▶ _Work instructions_
Scan the lines below for the word "image". Copy each line you find it in.

▶ _Extracted data_
◆ ◆ ◆ ◆

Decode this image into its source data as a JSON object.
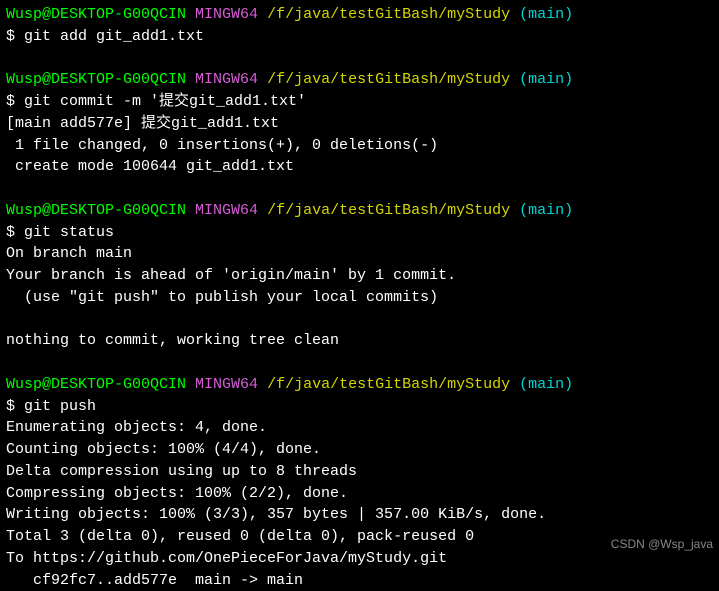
{
  "prompt": {
    "user_host": "Wusp@DESKTOP-G00QCIN",
    "mingw": "MINGW64",
    "path": "/f/java/testGitBash/myStudy",
    "branch": "(main)",
    "dollar": "$ "
  },
  "block1": {
    "cmd": "git add git_add1.txt"
  },
  "block2": {
    "cmd": "git commit -m '提交git_add1.txt'",
    "out1": "[main add577e] 提交git_add1.txt",
    "out2": " 1 file changed, 0 insertions(+), 0 deletions(-)",
    "out3": " create mode 100644 git_add1.txt"
  },
  "block3": {
    "cmd": "git status",
    "out1": "On branch main",
    "out2": "Your branch is ahead of 'origin/main' by 1 commit.",
    "out3": "  (use \"git push\" to publish your local commits)",
    "out4": "nothing to commit, working tree clean"
  },
  "block4": {
    "cmd": "git push",
    "out1": "Enumerating objects: 4, done.",
    "out2": "Counting objects: 100% (4/4), done.",
    "out3": "Delta compression using up to 8 threads",
    "out4": "Compressing objects: 100% (2/2), done.",
    "out5": "Writing objects: 100% (3/3), 357 bytes | 357.00 KiB/s, done.",
    "out6": "Total 3 (delta 0), reused 0 (delta 0), pack-reused 0",
    "out7": "To https://github.com/OnePieceForJava/myStudy.git",
    "out8": "   cf92fc7..add577e  main -> main"
  },
  "watermark": "CSDN @Wsp_java"
}
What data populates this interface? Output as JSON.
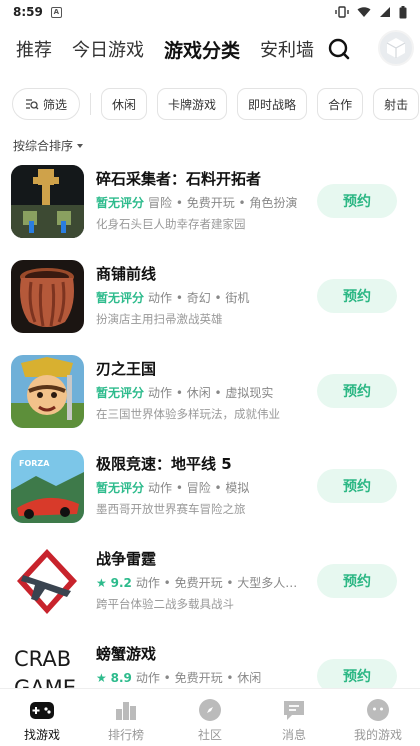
{
  "status_bar": {
    "time": "8:59",
    "notification": "A"
  },
  "top_tabs": [
    {
      "label": "推荐",
      "active": false
    },
    {
      "label": "今日游戏",
      "active": false
    },
    {
      "label": "游戏分类",
      "active": true
    },
    {
      "label": "安利墙",
      "active": false
    }
  ],
  "filters": {
    "filter_label": "筛选",
    "categories": [
      "休闲",
      "卡牌游戏",
      "即时战略",
      "合作",
      "射击"
    ]
  },
  "sort": {
    "label": "按综合排序"
  },
  "games": [
    {
      "title": "碎石采集者：石料开拓者",
      "rating": "暂无评分",
      "has_star": false,
      "tags": "冒险 • 免费开玩 • 角色扮演",
      "desc": "化身石头巨人助幸存者建家园",
      "button": "预约"
    },
    {
      "title": "商铺前线",
      "rating": "暂无评分",
      "has_star": false,
      "tags": "动作 • 奇幻 • 街机",
      "desc": "扮演店主用扫帚激战英雄",
      "button": "预约"
    },
    {
      "title": "刃之王国",
      "rating": "暂无评分",
      "has_star": false,
      "tags": "动作 • 休闲 • 虚拟现实",
      "desc": "在三国世界体验多样玩法，成就伟业",
      "button": "预约"
    },
    {
      "title": "极限竞速：地平线 5",
      "rating": "暂无评分",
      "has_star": false,
      "tags": "动作 • 冒险 • 模拟",
      "desc": "墨西哥开放世界赛车冒险之旅",
      "button": "预约",
      "icon_text": "FORZA"
    },
    {
      "title": "战争雷霆",
      "rating": "9.2",
      "has_star": true,
      "tags": "动作 • 免费开玩 • 大型多人…",
      "desc": "跨平台体验二战多载具战斗",
      "button": "预约"
    },
    {
      "title": "螃蟹游戏",
      "rating": "8.9",
      "has_star": true,
      "tags": "动作 • 免费开玩 • 休闲",
      "desc": "",
      "button": "预约",
      "icon_text_1": "CRAB",
      "icon_text_2": "GAME"
    }
  ],
  "bottom_nav": [
    {
      "label": "找游戏",
      "icon": "gamepad-icon",
      "active": true
    },
    {
      "label": "排行榜",
      "icon": "ranking-icon",
      "active": false
    },
    {
      "label": "社区",
      "icon": "compass-icon",
      "active": false
    },
    {
      "label": "消息",
      "icon": "message-icon",
      "active": false
    },
    {
      "label": "我的游戏",
      "icon": "my-games-icon",
      "active": false
    }
  ],
  "colors": {
    "accent": "#2dbb8c",
    "button_bg": "#e7f8f0",
    "underline": "#3dc79a"
  }
}
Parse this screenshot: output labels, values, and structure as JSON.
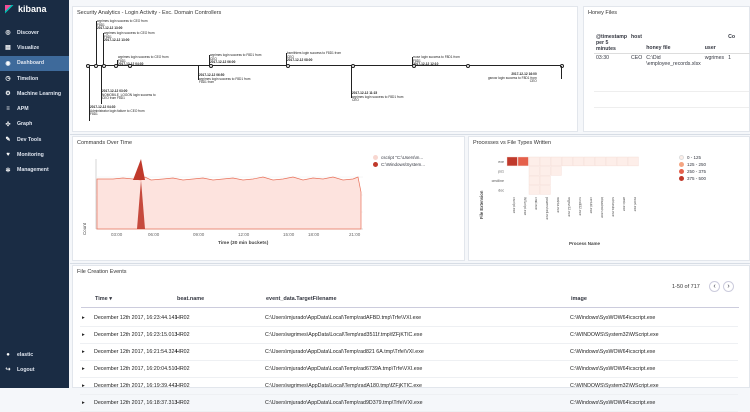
{
  "app": {
    "name": "kibana"
  },
  "nav": {
    "items": [
      {
        "label": "Discover",
        "icon": "compass-icon"
      },
      {
        "label": "Visualize",
        "icon": "chart-icon"
      },
      {
        "label": "Dashboard",
        "icon": "dashboard-icon",
        "active": true
      },
      {
        "label": "Timelion",
        "icon": "timelion-icon"
      },
      {
        "label": "Machine Learning",
        "icon": "ml-icon"
      },
      {
        "label": "APM",
        "icon": "apm-icon"
      },
      {
        "label": "Graph",
        "icon": "graph-icon"
      },
      {
        "label": "Dev Tools",
        "icon": "wrench-icon"
      },
      {
        "label": "Monitoring",
        "icon": "heartbeat-icon"
      },
      {
        "label": "Management",
        "icon": "gear-icon"
      }
    ],
    "bottom": [
      {
        "label": "elastic",
        "icon": "user-icon"
      },
      {
        "label": "Logout",
        "icon": "logout-icon"
      }
    ]
  },
  "timeline_panel": {
    "title": "Security Analytics - Login Activity - Exc. Domain Controllers",
    "events": [
      {
        "date": "2017-12-12 13:00",
        "text": "wgrimes login success to CEO from\nF8D1"
      },
      {
        "date": "2017-12-12 13:00",
        "text": "wgrimes login success to CEO from\nF8D1"
      },
      {
        "date": "2017-12-12 04:30",
        "text": "wgrimes login success to CEO from\nF8D1"
      },
      {
        "date": "2017-12-12 06:00",
        "text": "wgrimes login success to F8D1 from\nCEO"
      },
      {
        "date": "2017-12-12 06:50",
        "text": "wgrimes login success to F8D1 from\nF8D1 from"
      },
      {
        "date": "2017-12-12 08:00",
        "text": "bsmithiers login success to F8D1 from\nCEO"
      },
      {
        "date": "2017-12-12 11:15",
        "text": "wgrimes login success to F8D1 from\nCEO"
      },
      {
        "date": "2017-12-12 12:10",
        "text": "rrose login success to F8D1 from\nF8D1"
      },
      {
        "date": "2017-12-12 16:00",
        "text": "gsnow login success to F8D1 from\nCEO"
      },
      {
        "date": "2017-12-12 03:00",
        "text": "NOMOBILE_LOGON login success to\nCEO from F8D1"
      },
      {
        "date": "2017-12-12 04:30",
        "text": "Administrator login failure to CEO from\nF8D1"
      }
    ]
  },
  "honey_panel": {
    "title": "Honey Files",
    "headers": [
      "@timestamp per 5 minutes",
      "host",
      "honey file",
      "user",
      "Co"
    ],
    "rows": [
      [
        "03:30",
        "CEO",
        "C:\\Did \\employee_records.xlsx",
        "wgrimes",
        "1"
      ]
    ]
  },
  "commands_panel": {
    "title": "Commands Over Time",
    "xlabel": "Time (30 min buckets)",
    "ylabel": "Count",
    "xticks": [
      "03:00",
      "06:00",
      "09:00",
      "12:00",
      "15:00",
      "18:00",
      "21:00"
    ],
    "legend": [
      {
        "label": "cscript \"C:\\Users\\m...",
        "color": "#f8d7d0"
      },
      {
        "label": "C:\\Windows\\System...",
        "color": "#c0392b"
      }
    ],
    "colors": {
      "fill": "#fde3de",
      "line": "#e8715a",
      "spike": "#c0392b"
    }
  },
  "chart_data": {
    "type": "heatmap",
    "xlabel": "Process Name",
    "ylabel": "File Extension",
    "y_categories": [
      "exe",
      "ps1",
      "cmdline",
      "doc"
    ],
    "x_categories": [
      "cscript.exe",
      "WScript.exe",
      "cmd.exe",
      "powershell.exe",
      "mshta.exe",
      "regsvr32.exe",
      "rundll32.exe",
      "certutil.exe",
      "bitsadmin.exe",
      "schtasks.exe",
      "wmic.exe",
      "excel.exe"
    ],
    "legend": [
      {
        "label": "0 - 125",
        "color": "#fdeee9"
      },
      {
        "label": "125 - 250",
        "color": "#f4a582"
      },
      {
        "label": "250 - 375",
        "color": "#e5604b"
      },
      {
        "label": "375 - 500",
        "color": "#c0392b"
      }
    ],
    "cells": [
      {
        "x": 0,
        "y": 0,
        "bucket": 3
      },
      {
        "x": 1,
        "y": 0,
        "bucket": 2
      },
      {
        "x": 2,
        "y": 0,
        "bucket": 0
      },
      {
        "x": 3,
        "y": 0,
        "bucket": 0
      },
      {
        "x": 4,
        "y": 0,
        "bucket": 0
      },
      {
        "x": 5,
        "y": 0,
        "bucket": 0
      },
      {
        "x": 6,
        "y": 0,
        "bucket": 0
      },
      {
        "x": 7,
        "y": 0,
        "bucket": 0
      },
      {
        "x": 8,
        "y": 0,
        "bucket": 0
      },
      {
        "x": 9,
        "y": 0,
        "bucket": 0
      },
      {
        "x": 10,
        "y": 0,
        "bucket": 0
      },
      {
        "x": 11,
        "y": 0,
        "bucket": 0
      },
      {
        "x": 2,
        "y": 1,
        "bucket": 0
      },
      {
        "x": 3,
        "y": 1,
        "bucket": 0
      },
      {
        "x": 4,
        "y": 1,
        "bucket": 0
      },
      {
        "x": 2,
        "y": 2,
        "bucket": 0
      },
      {
        "x": 3,
        "y": 2,
        "bucket": 0
      },
      {
        "x": 2,
        "y": 3,
        "bucket": 0
      },
      {
        "x": 3,
        "y": 3,
        "bucket": 0
      }
    ]
  },
  "heatmap_panel": {
    "title": "Processes vs File Types Written"
  },
  "file_panel": {
    "title": "File Creation Events",
    "pager": "1-50 of 717",
    "headers": [
      "Time",
      "beat.name",
      "event_data.TargetFilename",
      "image"
    ],
    "rows": [
      [
        "December 12th 2017, 16:23:44.141",
        "HR02",
        "C:\\Users\\mjurado\\AppData\\Local\\Temp\\radAFBD.tmp\\Trfe\\VXI.exe",
        "C:\\Windows\\SysWOW64\\cscript.exe"
      ],
      [
        "December 12th 2017, 16:23:15.013",
        "HR02",
        "C:\\Users\\wgrimes\\AppData\\Local\\Temp\\rad3511f.tmp\\fZFjKTIC.exe",
        "C:\\WINDOWS\\System32\\WScript.exe"
      ],
      [
        "December 12th 2017, 16:21:54.324",
        "HR02",
        "C:\\Users\\mjurado\\AppData\\Local\\Temp\\rad821 6A.tmp\\Trfe\\VXI.exe",
        "C:\\Windows\\SysWOW64\\cscript.exe"
      ],
      [
        "December 12th 2017, 16:20:04.510",
        "HR02",
        "C:\\Users\\mjurado\\AppData\\Local\\Temp\\rad6739A.tmp\\Trfe\\VXI.exe",
        "C:\\Windows\\SysWOW64\\cscript.exe"
      ],
      [
        "December 12th 2017, 16:19:39.442",
        "HR02",
        "C:\\Users\\wgrimes\\AppData\\Local\\Temp\\radA180.tmp\\fZFjKTIC.exe",
        "C:\\WINDOWS\\System32\\WScript.exe"
      ],
      [
        "December 12th 2017, 16:18:37.313",
        "HR02",
        "C:\\Users\\mjurado\\AppData\\Local\\Temp\\rad9D379.tmp\\Trfe\\VXI.exe",
        "C:\\Windows\\SysWOW64\\cscript.exe"
      ]
    ]
  }
}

◆ ◆ ◆ ◆

▶ _Written answer_
Decode this image into its source data as a JSON object.
      "image"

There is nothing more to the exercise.